In the passage about the CA platform, how much does CLOV pay providers per visit to use it?

Passage shown ::
══════════

The CA platform is a population health tool. There are competing software solutions in the market. The difference here is that the provider has to pay for access to those tools. CLOV pays the provider to use the CA platform. CLOV pays $200 per visit, which is much higher than the average $121.45 that other MA plans pay.
The reason that CLOV pays the provider to use it is because it improves the top and bottom line for CLOV. CA helps providers make better treatment decisions and document risk scores more accurately, which results in higher Medicare payments (to CLOV and the provider). Higher Medicare payments directly increases the top line revenue. Better treatment decisions lead to lower costs, which allows CLOV (MA plan or DCE) to keep more Medicare dollars. If you’re interested in how CA works, I’ll include some bulletpoints at the bottom of the post.
Happy providers are key to increasing the number of lives managed long-term. Providers are directly involved in the “alignment” process for DC enrollment, and their opinion is highly respected when making a recommendation around which MA plan a patient should choose. As CLOV grows its provider network, it will increase enrollment for both MA and DC. It will also lead to more CA software users, more software users usually leads to better experience and insights, which could reinforce itself and bring more providers onboard.

══════════

Excerpted records ::
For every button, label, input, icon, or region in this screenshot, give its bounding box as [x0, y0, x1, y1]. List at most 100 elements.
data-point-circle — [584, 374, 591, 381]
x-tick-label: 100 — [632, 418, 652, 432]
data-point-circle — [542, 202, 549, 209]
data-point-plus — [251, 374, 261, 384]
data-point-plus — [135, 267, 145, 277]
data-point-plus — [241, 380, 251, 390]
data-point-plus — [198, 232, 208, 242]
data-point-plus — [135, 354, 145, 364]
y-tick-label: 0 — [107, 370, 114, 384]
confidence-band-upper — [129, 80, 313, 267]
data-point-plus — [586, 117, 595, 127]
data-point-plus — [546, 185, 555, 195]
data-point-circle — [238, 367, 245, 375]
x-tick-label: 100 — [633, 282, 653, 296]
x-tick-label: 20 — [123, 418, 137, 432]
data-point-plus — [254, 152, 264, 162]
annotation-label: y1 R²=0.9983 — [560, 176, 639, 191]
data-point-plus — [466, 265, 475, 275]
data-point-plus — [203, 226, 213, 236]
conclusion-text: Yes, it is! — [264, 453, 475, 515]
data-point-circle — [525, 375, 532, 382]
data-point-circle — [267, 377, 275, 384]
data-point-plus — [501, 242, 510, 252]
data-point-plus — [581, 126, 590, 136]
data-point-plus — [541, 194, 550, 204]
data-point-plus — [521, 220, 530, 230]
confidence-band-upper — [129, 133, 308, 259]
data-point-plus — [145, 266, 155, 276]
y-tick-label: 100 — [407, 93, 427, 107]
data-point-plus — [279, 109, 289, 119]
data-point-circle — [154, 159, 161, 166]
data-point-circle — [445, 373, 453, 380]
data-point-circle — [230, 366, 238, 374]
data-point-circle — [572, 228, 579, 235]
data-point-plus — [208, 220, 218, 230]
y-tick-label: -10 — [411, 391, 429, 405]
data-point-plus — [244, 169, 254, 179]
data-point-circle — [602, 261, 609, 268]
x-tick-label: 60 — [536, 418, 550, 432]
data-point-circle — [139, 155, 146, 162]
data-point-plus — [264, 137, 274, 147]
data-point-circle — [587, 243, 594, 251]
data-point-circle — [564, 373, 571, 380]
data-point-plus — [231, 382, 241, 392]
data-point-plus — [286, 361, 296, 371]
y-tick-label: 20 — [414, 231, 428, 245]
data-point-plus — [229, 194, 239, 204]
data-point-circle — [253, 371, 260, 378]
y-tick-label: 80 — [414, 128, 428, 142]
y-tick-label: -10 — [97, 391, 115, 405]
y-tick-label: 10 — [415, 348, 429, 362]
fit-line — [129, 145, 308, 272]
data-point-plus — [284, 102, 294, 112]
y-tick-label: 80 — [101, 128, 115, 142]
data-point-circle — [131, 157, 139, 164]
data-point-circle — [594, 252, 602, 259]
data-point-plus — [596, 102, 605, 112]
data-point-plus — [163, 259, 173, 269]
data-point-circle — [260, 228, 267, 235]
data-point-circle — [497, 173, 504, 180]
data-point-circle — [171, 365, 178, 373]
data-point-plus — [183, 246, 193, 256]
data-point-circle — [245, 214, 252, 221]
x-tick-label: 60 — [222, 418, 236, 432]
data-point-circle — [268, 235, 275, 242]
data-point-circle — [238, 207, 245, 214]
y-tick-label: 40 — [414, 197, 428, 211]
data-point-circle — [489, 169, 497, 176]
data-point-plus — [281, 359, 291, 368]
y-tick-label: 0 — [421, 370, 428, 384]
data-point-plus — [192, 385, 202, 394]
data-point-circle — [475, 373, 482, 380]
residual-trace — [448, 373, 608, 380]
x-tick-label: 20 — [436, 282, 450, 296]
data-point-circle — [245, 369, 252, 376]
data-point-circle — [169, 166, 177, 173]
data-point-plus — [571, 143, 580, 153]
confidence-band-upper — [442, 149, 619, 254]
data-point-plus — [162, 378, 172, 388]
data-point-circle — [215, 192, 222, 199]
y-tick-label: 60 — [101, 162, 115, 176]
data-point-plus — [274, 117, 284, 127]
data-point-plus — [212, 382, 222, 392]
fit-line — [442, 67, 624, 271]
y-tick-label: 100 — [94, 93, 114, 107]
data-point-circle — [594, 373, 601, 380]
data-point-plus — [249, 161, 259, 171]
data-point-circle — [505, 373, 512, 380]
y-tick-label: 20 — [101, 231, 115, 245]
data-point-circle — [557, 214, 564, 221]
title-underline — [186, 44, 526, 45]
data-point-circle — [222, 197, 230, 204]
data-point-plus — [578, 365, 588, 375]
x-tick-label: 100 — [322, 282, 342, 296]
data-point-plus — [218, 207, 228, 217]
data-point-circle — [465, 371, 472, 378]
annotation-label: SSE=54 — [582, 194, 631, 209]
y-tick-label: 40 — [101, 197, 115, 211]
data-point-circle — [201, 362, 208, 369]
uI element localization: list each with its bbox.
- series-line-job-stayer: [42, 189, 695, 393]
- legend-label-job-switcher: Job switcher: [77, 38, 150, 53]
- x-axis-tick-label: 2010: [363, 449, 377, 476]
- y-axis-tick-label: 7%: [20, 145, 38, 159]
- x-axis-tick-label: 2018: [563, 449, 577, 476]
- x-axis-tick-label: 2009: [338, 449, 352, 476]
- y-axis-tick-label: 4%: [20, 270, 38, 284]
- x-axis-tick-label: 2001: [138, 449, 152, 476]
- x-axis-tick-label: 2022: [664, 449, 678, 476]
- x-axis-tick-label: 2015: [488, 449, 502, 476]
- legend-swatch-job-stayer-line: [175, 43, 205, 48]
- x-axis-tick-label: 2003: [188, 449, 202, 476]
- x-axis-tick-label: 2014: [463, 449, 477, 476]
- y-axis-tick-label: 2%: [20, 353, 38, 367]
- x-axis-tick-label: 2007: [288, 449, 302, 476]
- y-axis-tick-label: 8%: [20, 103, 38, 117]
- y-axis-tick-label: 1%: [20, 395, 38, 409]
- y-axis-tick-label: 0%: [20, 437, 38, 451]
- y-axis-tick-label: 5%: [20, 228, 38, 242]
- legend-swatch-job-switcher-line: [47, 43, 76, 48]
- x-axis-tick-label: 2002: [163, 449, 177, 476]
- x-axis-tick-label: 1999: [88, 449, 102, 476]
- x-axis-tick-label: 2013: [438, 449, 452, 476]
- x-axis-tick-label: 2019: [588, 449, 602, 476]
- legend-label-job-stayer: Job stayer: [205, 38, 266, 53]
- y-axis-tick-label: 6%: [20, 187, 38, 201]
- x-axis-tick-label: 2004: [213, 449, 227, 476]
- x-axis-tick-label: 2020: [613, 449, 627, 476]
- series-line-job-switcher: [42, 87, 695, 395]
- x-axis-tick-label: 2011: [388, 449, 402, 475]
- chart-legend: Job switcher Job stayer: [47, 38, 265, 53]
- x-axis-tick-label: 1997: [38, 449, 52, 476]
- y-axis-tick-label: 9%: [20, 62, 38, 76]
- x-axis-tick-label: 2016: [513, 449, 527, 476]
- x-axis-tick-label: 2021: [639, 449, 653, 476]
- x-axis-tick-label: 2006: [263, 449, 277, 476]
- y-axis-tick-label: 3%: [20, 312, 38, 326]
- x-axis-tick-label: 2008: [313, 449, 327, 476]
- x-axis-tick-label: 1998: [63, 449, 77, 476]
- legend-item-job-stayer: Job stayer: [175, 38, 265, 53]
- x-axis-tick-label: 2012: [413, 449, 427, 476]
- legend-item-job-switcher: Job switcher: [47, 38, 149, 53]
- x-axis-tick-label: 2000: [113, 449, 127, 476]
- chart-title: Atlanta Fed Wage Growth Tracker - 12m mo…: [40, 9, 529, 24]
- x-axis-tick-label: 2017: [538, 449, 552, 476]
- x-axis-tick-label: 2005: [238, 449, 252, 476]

══════════

Exercise response :: $200 per visit.